## RECORD LIST
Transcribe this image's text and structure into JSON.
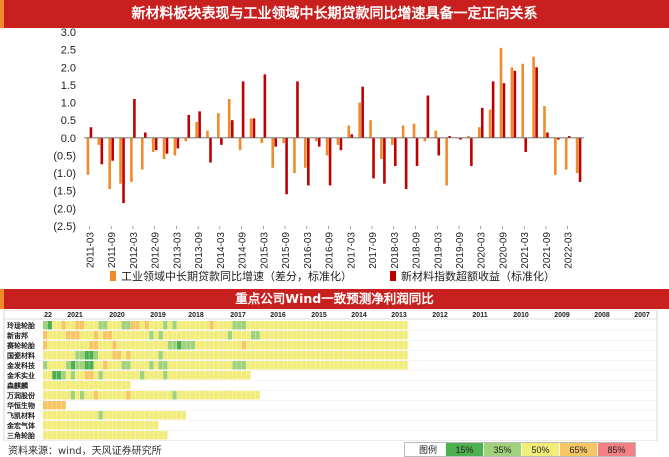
{
  "title": "新材料板块表现与工业领域中长期贷款同比增速具备一定正向关系",
  "subtitle": "重点公司Wind一致预测净利润同比",
  "source": "资料来源：wind，天风证券研究所",
  "chart_data": {
    "type": "bar",
    "ylim": [
      -2.5,
      3.0
    ],
    "yticks": [
      "3.0",
      "2.5",
      "2.0",
      "1.5",
      "1.0",
      "0.5",
      "0.0",
      "(0.5)",
      "(1.0)",
      "(1.5)",
      "(2.0)",
      "(2.5)"
    ],
    "x_tick_labels": [
      "2011-03",
      "2011-09",
      "2012-03",
      "2012-09",
      "2013-03",
      "2013-09",
      "2014-03",
      "2014-09",
      "2015-03",
      "2015-09",
      "2016-03",
      "2016-09",
      "2017-03",
      "2017-09",
      "2018-03",
      "2018-09",
      "2019-03",
      "2019-09",
      "2020-03",
      "2020-09",
      "2021-03",
      "2021-09",
      "2022-03"
    ],
    "colors": {
      "loan": "#f08a2a",
      "excess": "#c00000"
    },
    "series": [
      {
        "name": "工业领域中长期贷款同比增速（差分，标准化）",
        "key": "loan",
        "values": [
          -1.05,
          -0.2,
          -1.45,
          -1.3,
          -1.25,
          -0.9,
          -0.4,
          -0.6,
          -0.5,
          -0.1,
          0.45,
          0.2,
          0.7,
          1.1,
          -0.35,
          0.55,
          -0.15,
          -0.85,
          -0.15,
          -1.0,
          -0.85,
          -0.1,
          -0.5,
          -0.2,
          0.35,
          1.0,
          0.5,
          -0.6,
          -0.2,
          0.35,
          0.4,
          -0.1,
          0.2,
          -1.35,
          0.0,
          0.05,
          0.3,
          0.8,
          2.55,
          2.0,
          2.1,
          2.3,
          0.9,
          -1.05,
          -0.9,
          -1.0
        ]
      },
      {
        "name": "新材料指数超额收益（标准化）",
        "key": "excess",
        "values": [
          0.3,
          -0.75,
          -0.65,
          -1.85,
          1.1,
          0.15,
          -0.35,
          -0.45,
          -0.3,
          0.65,
          0.75,
          -0.7,
          -0.2,
          0.5,
          1.6,
          0.55,
          1.8,
          -0.25,
          -1.6,
          1.6,
          -1.35,
          -0.25,
          -1.35,
          -0.35,
          0.1,
          1.45,
          -1.15,
          -1.3,
          -0.8,
          -1.45,
          -0.8,
          1.2,
          -0.5,
          0.05,
          -0.05,
          -0.8,
          0.85,
          1.6,
          1.55,
          1.9,
          -0.4,
          2.0,
          0.15,
          -0.05,
          0.05,
          -1.25
        ]
      }
    ],
    "legend_position": "bottom"
  },
  "heatmap": {
    "col_headers": [
      "22",
      "2021",
      "2020",
      "2019",
      "2018",
      "2017",
      "2016",
      "2015",
      "2014",
      "2013",
      "2012",
      "2011",
      "2010",
      "2009",
      "2008",
      "2007"
    ],
    "rows": [
      {
        "name": "玲珑轮胎",
        "values": [
          2,
          1,
          3,
          3,
          4,
          3,
          3,
          4,
          4,
          3,
          3,
          3,
          2,
          2,
          3,
          3,
          3,
          2,
          2,
          4,
          4,
          3,
          4,
          3,
          3,
          3,
          2,
          3,
          2,
          3,
          3,
          3,
          3,
          3,
          3,
          3,
          4,
          3,
          3,
          3,
          3,
          2,
          2,
          2,
          3,
          3,
          3,
          3,
          3,
          3,
          3,
          3,
          3,
          3,
          3,
          3,
          3,
          3,
          3,
          3,
          3,
          3,
          3,
          3,
          3,
          3,
          3,
          3,
          3,
          3,
          3,
          3,
          3,
          3,
          3,
          3,
          3,
          3,
          3
        ]
      },
      {
        "name": "新宙邦",
        "values": [
          4,
          3,
          3,
          3,
          3,
          4,
          4,
          4,
          3,
          3,
          3,
          4,
          3,
          4,
          4,
          3,
          3,
          3,
          3,
          3,
          3,
          3,
          3,
          2,
          3,
          2,
          3,
          3,
          3,
          3,
          3,
          3,
          3,
          3,
          3,
          3,
          3,
          3,
          3,
          3,
          2,
          3,
          3,
          3,
          3,
          2,
          2,
          3,
          3,
          3,
          3,
          3,
          3,
          3,
          3,
          3,
          3,
          3,
          3,
          3,
          3,
          3,
          3,
          3,
          3,
          3,
          3,
          3,
          3,
          3,
          3,
          3,
          3,
          3,
          3,
          3,
          3,
          3,
          3
        ]
      },
      {
        "name": "赛轮轮胎",
        "values": [
          4,
          3,
          3,
          3,
          3,
          3,
          3,
          3,
          3,
          3,
          4,
          4,
          3,
          3,
          3,
          4,
          3,
          3,
          3,
          3,
          3,
          3,
          3,
          3,
          3,
          3,
          3,
          2,
          2,
          1,
          2,
          2,
          2,
          3,
          3,
          3,
          3,
          3,
          3,
          3,
          3,
          3,
          3,
          4,
          3,
          3,
          3,
          3,
          3,
          3,
          3,
          3,
          3,
          3,
          3,
          3,
          3,
          3,
          3,
          3,
          3,
          3,
          3,
          3,
          3,
          3,
          3,
          3,
          3,
          3,
          3,
          3,
          3,
          3,
          3,
          3,
          3,
          3,
          3
        ]
      },
      {
        "name": "国瓷材料",
        "values": [
          3,
          3,
          3,
          3,
          3,
          3,
          3,
          2,
          2,
          1,
          1,
          2,
          3,
          3,
          3,
          4,
          4,
          3,
          4,
          3,
          3,
          3,
          3,
          3,
          3,
          2,
          3,
          3,
          3,
          3,
          3,
          3,
          3,
          3,
          3,
          3,
          3,
          3,
          3,
          3,
          3,
          3,
          3,
          3,
          3,
          3,
          3,
          3,
          3,
          3,
          3,
          3,
          3,
          3,
          3,
          3,
          3,
          3,
          3,
          3,
          3,
          3,
          3,
          3,
          3,
          3,
          3,
          3,
          3,
          3,
          3,
          3,
          3,
          3,
          3,
          3,
          3,
          3,
          3
        ]
      },
      {
        "name": "金发科技",
        "values": [
          2,
          3,
          3,
          3,
          3,
          2,
          1,
          2,
          2,
          1,
          1,
          3,
          3,
          4,
          3,
          3,
          3,
          2,
          2,
          3,
          3,
          3,
          3,
          2,
          3,
          2,
          2,
          3,
          3,
          3,
          3,
          3,
          3,
          3,
          3,
          3,
          3,
          3,
          3,
          3,
          3,
          2,
          2,
          2,
          3,
          3,
          3,
          3,
          3,
          3,
          3,
          3,
          3,
          3,
          3,
          3,
          3,
          3,
          3,
          3,
          3,
          3,
          3,
          3,
          3,
          3,
          3,
          3,
          3,
          3,
          3,
          3,
          3,
          3,
          3,
          3,
          3,
          3,
          3
        ]
      },
      {
        "name": "金禾实业",
        "values": [
          3,
          3,
          1,
          1,
          2,
          3,
          2,
          3,
          3,
          4,
          4,
          3,
          2,
          3,
          3,
          3,
          3,
          3,
          3,
          3,
          3,
          2,
          3,
          3,
          3,
          3,
          2,
          3,
          3,
          3,
          3,
          3,
          3,
          3,
          3,
          3,
          3,
          3,
          3,
          3,
          3,
          3,
          3,
          3,
          3
        ]
      },
      {
        "name": "森麒麟",
        "values": [
          3,
          3,
          3,
          3,
          3,
          3,
          3,
          3,
          3,
          3,
          3,
          3,
          3,
          3,
          3,
          3,
          3,
          3,
          3
        ]
      },
      {
        "name": "万润股份",
        "values": [
          3,
          3,
          3,
          3,
          3,
          3,
          2,
          3,
          2,
          3,
          3,
          4,
          3,
          3,
          3,
          3,
          3,
          3,
          4,
          3,
          3,
          3,
          3,
          3,
          3,
          3,
          3,
          3,
          2,
          3,
          3,
          3,
          3,
          3,
          3,
          3,
          3,
          3,
          3,
          3,
          3,
          3,
          3,
          3,
          3,
          3,
          3
        ]
      },
      {
        "name": "华恒生物",
        "values": [
          4,
          4,
          4,
          4,
          4
        ]
      },
      {
        "name": "飞凯材料",
        "values": [
          3,
          3,
          3,
          3,
          3,
          3,
          3,
          3,
          3,
          3,
          3,
          3,
          2,
          3,
          3,
          3,
          3,
          3,
          3,
          3,
          3,
          3,
          3,
          3,
          3,
          3,
          3,
          3,
          3,
          3,
          3
        ]
      },
      {
        "name": "金宏气体",
        "values": [
          3,
          3,
          3,
          3,
          3,
          3,
          3,
          3,
          3,
          3,
          3,
          3,
          3,
          3,
          3,
          3,
          3,
          3,
          3,
          3,
          3,
          3,
          3,
          3,
          3
        ]
      },
      {
        "name": "三角轮胎",
        "values": [
          3,
          3,
          3,
          3,
          3,
          3,
          3,
          3,
          3,
          3,
          3,
          3,
          3,
          3,
          3,
          3,
          3,
          3,
          3,
          3,
          3,
          3,
          3,
          3,
          3,
          3,
          3
        ]
      }
    ]
  },
  "legend": {
    "label": "图例",
    "items": [
      {
        "text": "15%",
        "color": "#4caf50"
      },
      {
        "text": "35%",
        "color": "#9fd27a"
      },
      {
        "text": "50%",
        "color": "#f2ec7a"
      },
      {
        "text": "65%",
        "color": "#f7c563"
      },
      {
        "text": "85%",
        "color": "#f28084"
      }
    ]
  }
}
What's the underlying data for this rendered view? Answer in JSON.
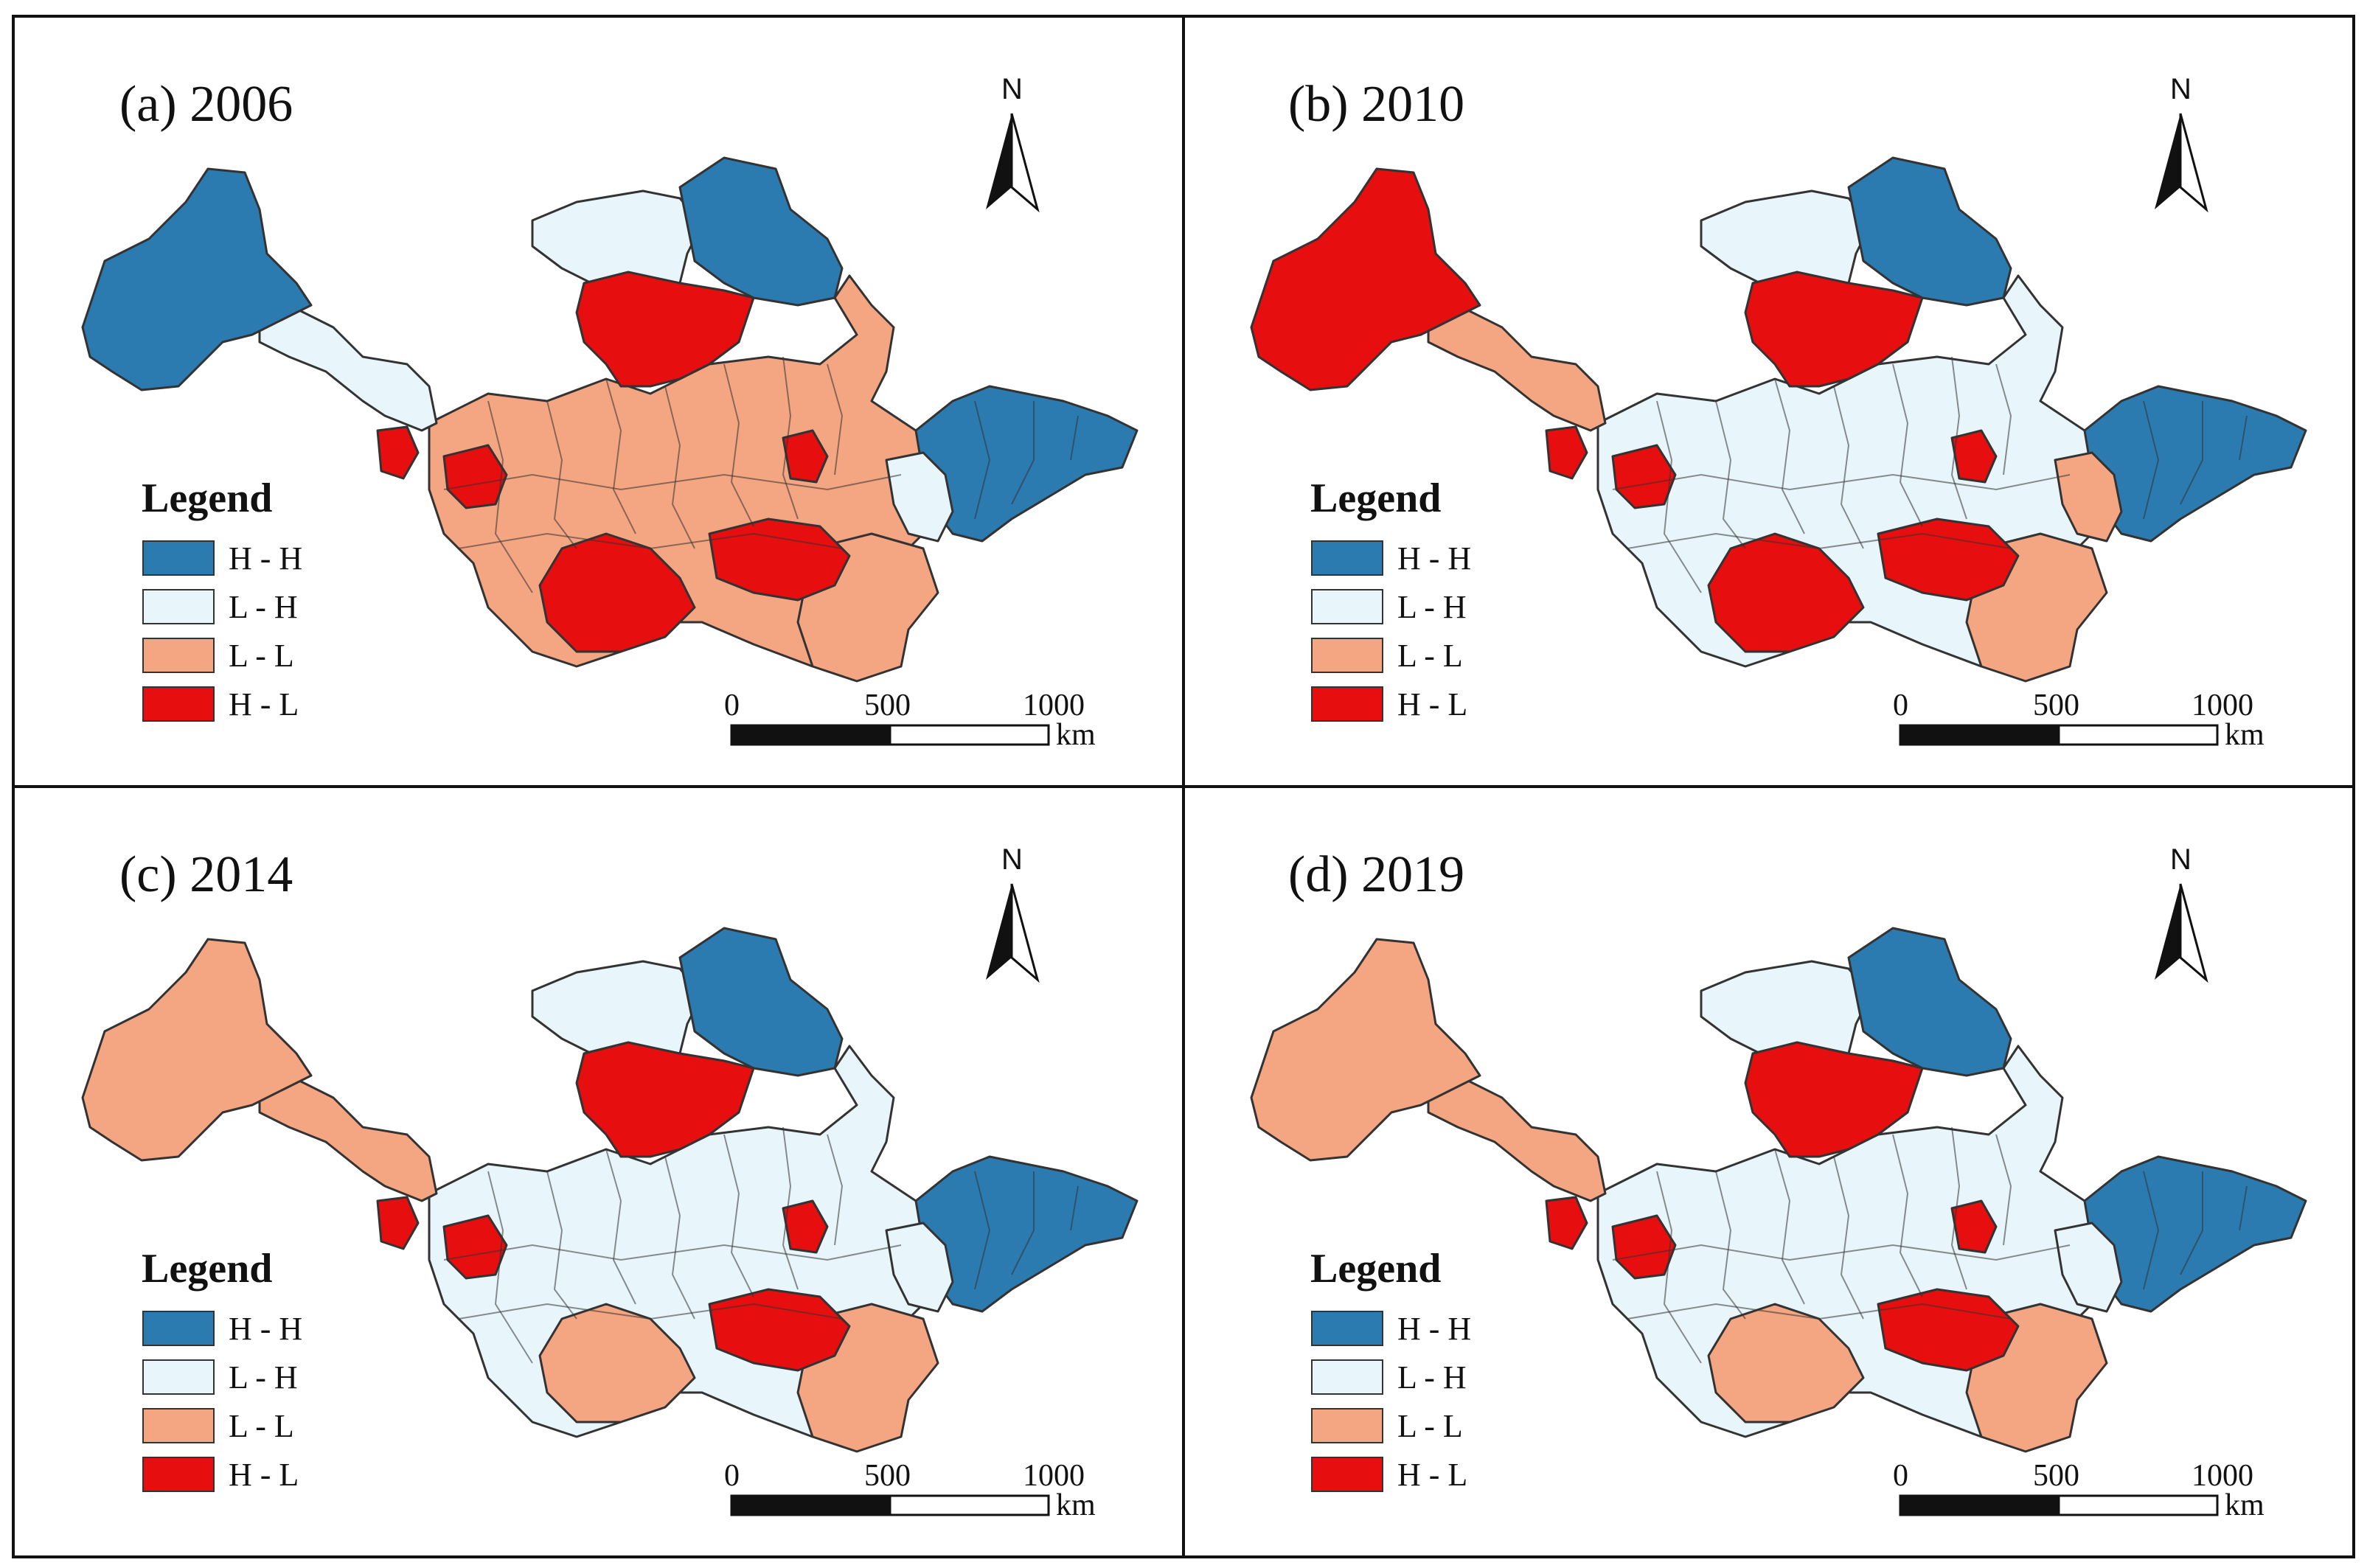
{
  "colors": {
    "H-H": "#2b7bb0",
    "L-H": "#e8f5fb",
    "L-L": "#f4a582",
    "H-L": "#e60e0e"
  },
  "legend": {
    "title": "Legend",
    "items": [
      {
        "key": "H-H",
        "label": "H - H"
      },
      {
        "key": "L-H",
        "label": "L - H"
      },
      {
        "key": "L-L",
        "label": "L - L"
      },
      {
        "key": "H-L",
        "label": "H - L"
      }
    ]
  },
  "scalebar": {
    "ticks": [
      "0",
      "500",
      "1000"
    ],
    "unit": "km"
  },
  "north": {
    "label": "N"
  },
  "panels": [
    {
      "title": "(a) 2006",
      "regions": {
        "west": "H-H",
        "corridor": "L-H",
        "north_plateau": "L-H",
        "northeast": "H-H",
        "center_north": "H-L",
        "center_mid": "L-L",
        "center_south": "H-L",
        "south_central": "H-L",
        "east_coast": "H-H",
        "east_inner": "L-H",
        "southeast": "L-L",
        "island": "H-L",
        "west_hotspot": "H-L",
        "east_hotspot": "H-L"
      }
    },
    {
      "title": "(b) 2010",
      "regions": {
        "west": "H-L",
        "corridor": "L-L",
        "north_plateau": "L-H",
        "northeast": "H-H",
        "center_north": "H-L",
        "center_mid": "L-H",
        "center_south": "H-L",
        "south_central": "H-L",
        "east_coast": "H-H",
        "east_inner": "L-L",
        "southeast": "L-L",
        "island": "H-L",
        "west_hotspot": "H-L",
        "east_hotspot": "H-L"
      }
    },
    {
      "title": "(c) 2014",
      "regions": {
        "west": "L-L",
        "corridor": "L-L",
        "north_plateau": "L-H",
        "northeast": "H-H",
        "center_north": "H-L",
        "center_mid": "L-H",
        "center_south": "L-L",
        "south_central": "H-L",
        "east_coast": "H-H",
        "east_inner": "L-H",
        "southeast": "L-L",
        "island": "H-L",
        "west_hotspot": "H-L",
        "east_hotspot": "H-L"
      }
    },
    {
      "title": "(d) 2019",
      "regions": {
        "west": "L-L",
        "corridor": "L-L",
        "north_plateau": "L-H",
        "northeast": "H-H",
        "center_north": "H-L",
        "center_mid": "L-H",
        "center_south": "L-L",
        "south_central": "H-L",
        "east_coast": "H-H",
        "east_inner": "L-H",
        "southeast": "L-L",
        "island": "H-L",
        "west_hotspot": "H-L",
        "east_hotspot": "H-L"
      }
    }
  ]
}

## THE EXERCISE
List every line above that holds the word "JSON".

## RESULT OF THE TASK
Transcribe this image's text and structure into JSON.
What's the underlying data for this rendered view? Answer in JSON.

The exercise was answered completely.